[Start of Material shown]

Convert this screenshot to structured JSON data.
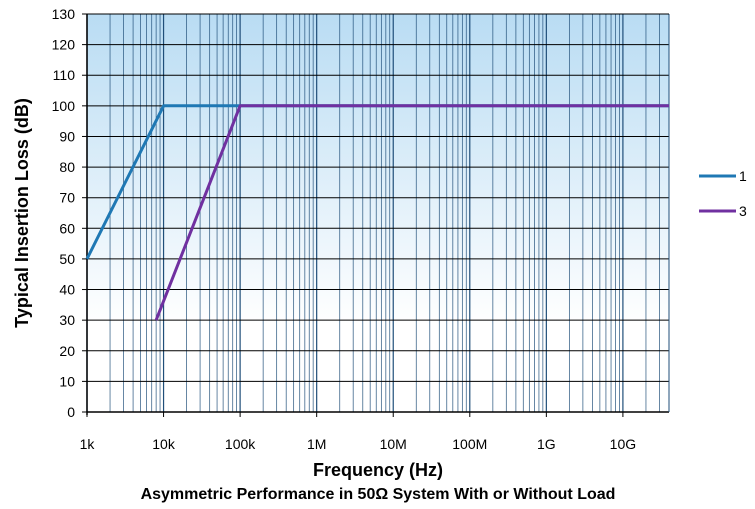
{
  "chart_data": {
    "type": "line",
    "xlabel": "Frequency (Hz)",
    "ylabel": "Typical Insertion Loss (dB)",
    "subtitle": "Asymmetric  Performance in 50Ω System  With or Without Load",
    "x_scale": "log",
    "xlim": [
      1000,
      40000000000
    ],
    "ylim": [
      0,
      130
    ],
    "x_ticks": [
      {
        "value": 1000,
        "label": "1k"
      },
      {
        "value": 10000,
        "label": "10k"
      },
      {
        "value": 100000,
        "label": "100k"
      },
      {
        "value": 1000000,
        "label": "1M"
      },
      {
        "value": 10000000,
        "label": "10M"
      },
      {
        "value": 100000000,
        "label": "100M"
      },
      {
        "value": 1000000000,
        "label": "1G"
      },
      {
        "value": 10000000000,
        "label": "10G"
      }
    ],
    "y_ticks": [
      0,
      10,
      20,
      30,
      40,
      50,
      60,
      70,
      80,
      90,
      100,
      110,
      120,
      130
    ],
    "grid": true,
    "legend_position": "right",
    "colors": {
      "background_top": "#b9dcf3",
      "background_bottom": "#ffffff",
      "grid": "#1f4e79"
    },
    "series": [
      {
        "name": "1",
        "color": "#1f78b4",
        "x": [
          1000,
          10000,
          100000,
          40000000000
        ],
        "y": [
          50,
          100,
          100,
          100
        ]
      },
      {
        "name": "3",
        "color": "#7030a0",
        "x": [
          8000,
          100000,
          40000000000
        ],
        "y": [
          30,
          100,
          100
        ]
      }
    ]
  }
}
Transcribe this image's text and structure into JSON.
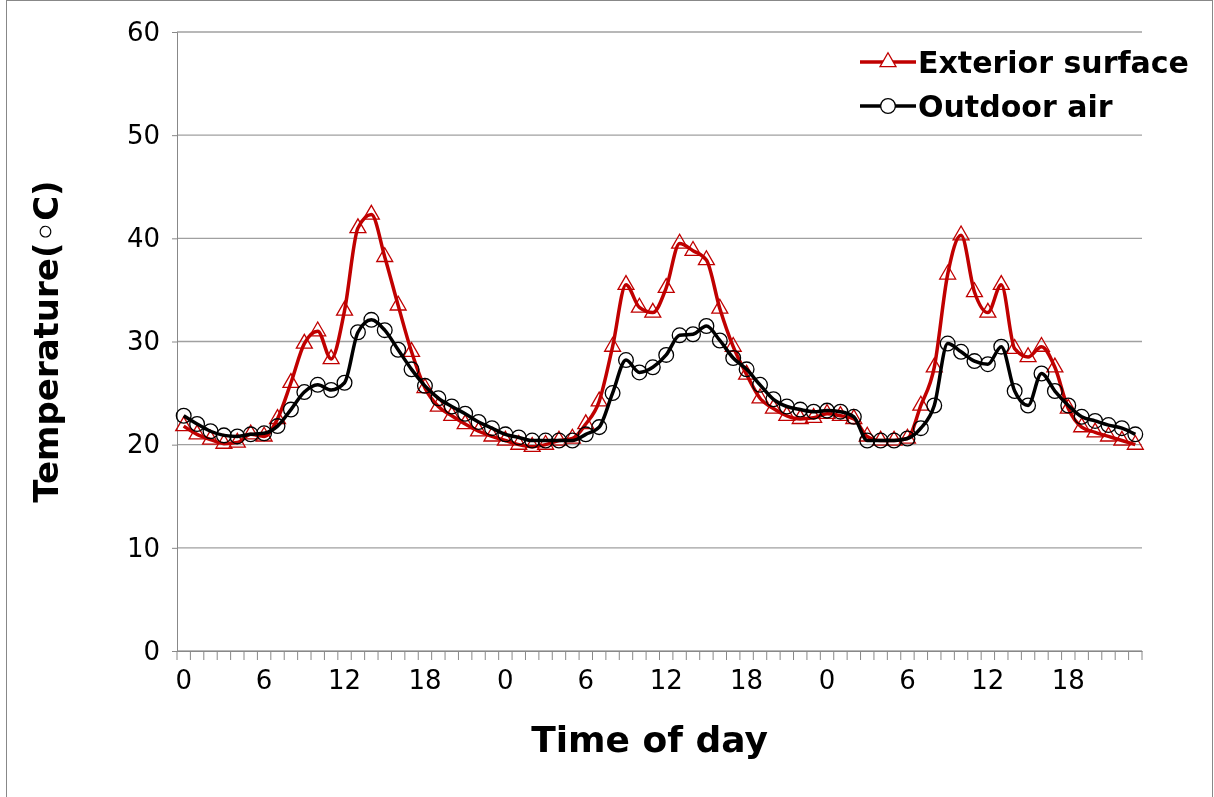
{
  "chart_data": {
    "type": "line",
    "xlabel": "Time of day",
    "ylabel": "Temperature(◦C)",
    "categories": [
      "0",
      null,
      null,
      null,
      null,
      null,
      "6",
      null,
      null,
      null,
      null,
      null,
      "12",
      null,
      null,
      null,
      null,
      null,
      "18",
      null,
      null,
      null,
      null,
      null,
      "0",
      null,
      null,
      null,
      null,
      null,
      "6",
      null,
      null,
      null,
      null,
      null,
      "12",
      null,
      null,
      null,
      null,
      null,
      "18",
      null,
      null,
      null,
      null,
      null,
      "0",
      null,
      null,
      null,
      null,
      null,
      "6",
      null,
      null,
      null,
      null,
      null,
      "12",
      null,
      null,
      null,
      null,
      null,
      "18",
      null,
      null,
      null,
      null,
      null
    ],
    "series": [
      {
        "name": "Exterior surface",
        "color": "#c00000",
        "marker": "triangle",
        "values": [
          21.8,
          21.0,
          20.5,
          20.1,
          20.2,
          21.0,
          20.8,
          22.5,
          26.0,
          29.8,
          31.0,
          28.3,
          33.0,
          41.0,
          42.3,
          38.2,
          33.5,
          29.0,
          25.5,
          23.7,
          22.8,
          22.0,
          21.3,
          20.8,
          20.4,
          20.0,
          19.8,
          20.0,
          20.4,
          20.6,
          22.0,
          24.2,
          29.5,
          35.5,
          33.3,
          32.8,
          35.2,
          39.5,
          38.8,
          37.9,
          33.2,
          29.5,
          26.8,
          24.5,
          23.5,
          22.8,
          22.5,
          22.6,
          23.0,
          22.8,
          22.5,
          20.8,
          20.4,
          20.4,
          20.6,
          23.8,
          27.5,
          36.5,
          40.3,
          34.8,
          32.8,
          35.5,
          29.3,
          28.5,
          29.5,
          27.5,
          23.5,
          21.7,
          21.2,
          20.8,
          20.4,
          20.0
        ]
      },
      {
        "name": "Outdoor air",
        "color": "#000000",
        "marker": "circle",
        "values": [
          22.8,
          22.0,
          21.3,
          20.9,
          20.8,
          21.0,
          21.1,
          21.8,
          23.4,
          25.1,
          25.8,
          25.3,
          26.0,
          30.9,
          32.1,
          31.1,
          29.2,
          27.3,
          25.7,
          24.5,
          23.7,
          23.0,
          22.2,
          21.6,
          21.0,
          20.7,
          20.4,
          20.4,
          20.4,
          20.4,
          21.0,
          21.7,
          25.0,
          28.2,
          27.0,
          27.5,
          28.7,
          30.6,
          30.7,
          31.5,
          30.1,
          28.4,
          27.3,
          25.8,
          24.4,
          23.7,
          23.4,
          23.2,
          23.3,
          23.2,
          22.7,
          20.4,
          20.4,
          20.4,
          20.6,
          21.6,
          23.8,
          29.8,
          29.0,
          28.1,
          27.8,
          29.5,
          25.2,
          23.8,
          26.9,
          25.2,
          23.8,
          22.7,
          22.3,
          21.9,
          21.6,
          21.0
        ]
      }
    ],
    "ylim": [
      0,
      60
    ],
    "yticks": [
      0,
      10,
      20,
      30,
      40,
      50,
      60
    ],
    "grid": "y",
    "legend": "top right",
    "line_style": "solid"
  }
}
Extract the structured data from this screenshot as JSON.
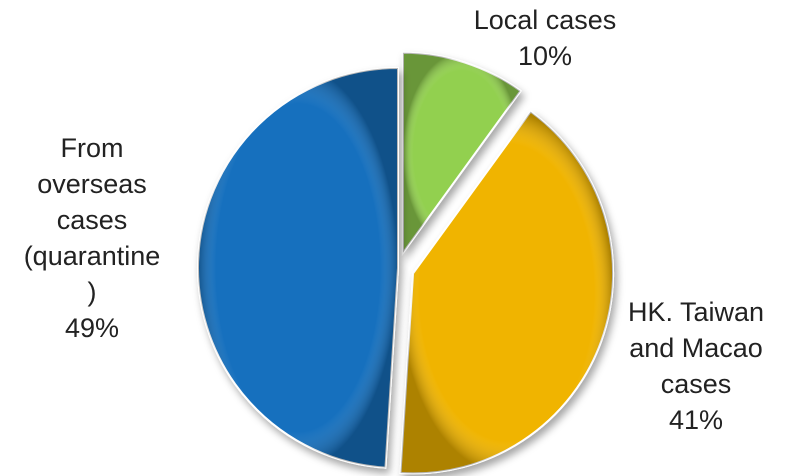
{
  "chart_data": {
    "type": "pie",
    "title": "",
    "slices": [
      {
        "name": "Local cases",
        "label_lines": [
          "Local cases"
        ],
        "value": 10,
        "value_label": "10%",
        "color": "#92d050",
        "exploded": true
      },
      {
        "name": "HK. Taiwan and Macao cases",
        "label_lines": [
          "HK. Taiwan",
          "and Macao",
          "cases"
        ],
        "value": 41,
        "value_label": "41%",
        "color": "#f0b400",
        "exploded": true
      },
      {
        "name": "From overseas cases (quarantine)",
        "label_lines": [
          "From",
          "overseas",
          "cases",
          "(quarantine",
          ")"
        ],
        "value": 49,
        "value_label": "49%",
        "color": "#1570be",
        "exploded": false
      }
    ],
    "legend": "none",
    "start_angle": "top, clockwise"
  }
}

[End of Material shown]

> [Your objective]
Each record above is to be restated exactly, with its pictures removed from the copy.

> [Solution to the exercise]
Convert this screenshot to structured JSON data.
{
  "chart_data": {
    "type": "line",
    "xlabel": "Frequency (Hz)",
    "ylabel": "Typical Insertion Loss (dB)",
    "subtitle": "Asymmetric  Performance in 50Ω System  With or Without Load",
    "x_scale": "log",
    "xlim": [
      1000,
      40000000000
    ],
    "ylim": [
      0,
      130
    ],
    "x_ticks": [
      {
        "value": 1000,
        "label": "1k"
      },
      {
        "value": 10000,
        "label": "10k"
      },
      {
        "value": 100000,
        "label": "100k"
      },
      {
        "value": 1000000,
        "label": "1M"
      },
      {
        "value": 10000000,
        "label": "10M"
      },
      {
        "value": 100000000,
        "label": "100M"
      },
      {
        "value": 1000000000,
        "label": "1G"
      },
      {
        "value": 10000000000,
        "label": "10G"
      }
    ],
    "y_ticks": [
      0,
      10,
      20,
      30,
      40,
      50,
      60,
      70,
      80,
      90,
      100,
      110,
      120,
      130
    ],
    "grid": true,
    "legend_position": "right",
    "colors": {
      "background_top": "#b9dcf3",
      "background_bottom": "#ffffff",
      "grid": "#1f4e79"
    },
    "series": [
      {
        "name": "1",
        "color": "#1f78b4",
        "x": [
          1000,
          10000,
          100000,
          40000000000
        ],
        "y": [
          50,
          100,
          100,
          100
        ]
      },
      {
        "name": "3",
        "color": "#7030a0",
        "x": [
          8000,
          100000,
          40000000000
        ],
        "y": [
          30,
          100,
          100
        ]
      }
    ]
  }
}
Transcribe this image's text and structure into JSON.
{
  "chart_data": {
    "type": "line",
    "xlabel": "Time of day",
    "ylabel": "Temperature(◦C)",
    "categories": [
      "0",
      null,
      null,
      null,
      null,
      null,
      "6",
      null,
      null,
      null,
      null,
      null,
      "12",
      null,
      null,
      null,
      null,
      null,
      "18",
      null,
      null,
      null,
      null,
      null,
      "0",
      null,
      null,
      null,
      null,
      null,
      "6",
      null,
      null,
      null,
      null,
      null,
      "12",
      null,
      null,
      null,
      null,
      null,
      "18",
      null,
      null,
      null,
      null,
      null,
      "0",
      null,
      null,
      null,
      null,
      null,
      "6",
      null,
      null,
      null,
      null,
      null,
      "12",
      null,
      null,
      null,
      null,
      null,
      "18",
      null,
      null,
      null,
      null,
      null
    ],
    "series": [
      {
        "name": "Exterior surface",
        "color": "#c00000",
        "marker": "triangle",
        "values": [
          21.8,
          21.0,
          20.5,
          20.1,
          20.2,
          21.0,
          20.8,
          22.5,
          26.0,
          29.8,
          31.0,
          28.3,
          33.0,
          41.0,
          42.3,
          38.2,
          33.5,
          29.0,
          25.5,
          23.7,
          22.8,
          22.0,
          21.3,
          20.8,
          20.4,
          20.0,
          19.8,
          20.0,
          20.4,
          20.6,
          22.0,
          24.2,
          29.5,
          35.5,
          33.3,
          32.8,
          35.2,
          39.5,
          38.8,
          37.9,
          33.2,
          29.5,
          26.8,
          24.5,
          23.5,
          22.8,
          22.5,
          22.6,
          23.0,
          22.8,
          22.5,
          20.8,
          20.4,
          20.4,
          20.6,
          23.8,
          27.5,
          36.5,
          40.3,
          34.8,
          32.8,
          35.5,
          29.3,
          28.5,
          29.5,
          27.5,
          23.5,
          21.7,
          21.2,
          20.8,
          20.4,
          20.0
        ]
      },
      {
        "name": "Outdoor air",
        "color": "#000000",
        "marker": "circle",
        "values": [
          22.8,
          22.0,
          21.3,
          20.9,
          20.8,
          21.0,
          21.1,
          21.8,
          23.4,
          25.1,
          25.8,
          25.3,
          26.0,
          30.9,
          32.1,
          31.1,
          29.2,
          27.3,
          25.7,
          24.5,
          23.7,
          23.0,
          22.2,
          21.6,
          21.0,
          20.7,
          20.4,
          20.4,
          20.4,
          20.4,
          21.0,
          21.7,
          25.0,
          28.2,
          27.0,
          27.5,
          28.7,
          30.6,
          30.7,
          31.5,
          30.1,
          28.4,
          27.3,
          25.8,
          24.4,
          23.7,
          23.4,
          23.2,
          23.3,
          23.2,
          22.7,
          20.4,
          20.4,
          20.4,
          20.6,
          21.6,
          23.8,
          29.8,
          29.0,
          28.1,
          27.8,
          29.5,
          25.2,
          23.8,
          26.9,
          25.2,
          23.8,
          22.7,
          22.3,
          21.9,
          21.6,
          21.0
        ]
      }
    ],
    "ylim": [
      0,
      60
    ],
    "yticks": [
      0,
      10,
      20,
      30,
      40,
      50,
      60
    ],
    "grid": "y",
    "legend": "top right",
    "line_style": "solid"
  }
}
Extract the structured data from this screenshot as JSON.
{
  "chart_data": {
    "type": "pie",
    "title": "",
    "slices": [
      {
        "name": "Local cases",
        "label_lines": [
          "Local cases"
        ],
        "value": 10,
        "value_label": "10%",
        "color": "#92d050",
        "exploded": true
      },
      {
        "name": "HK. Taiwan and Macao cases",
        "label_lines": [
          "HK. Taiwan",
          "and Macao",
          "cases"
        ],
        "value": 41,
        "value_label": "41%",
        "color": "#f0b400",
        "exploded": true
      },
      {
        "name": "From overseas cases (quarantine)",
        "label_lines": [
          "From",
          "overseas",
          "cases",
          "(quarantine",
          ")"
        ],
        "value": 49,
        "value_label": "49%",
        "color": "#1570be",
        "exploded": false
      }
    ],
    "legend": "none",
    "start_angle": "top, clockwise"
  }
}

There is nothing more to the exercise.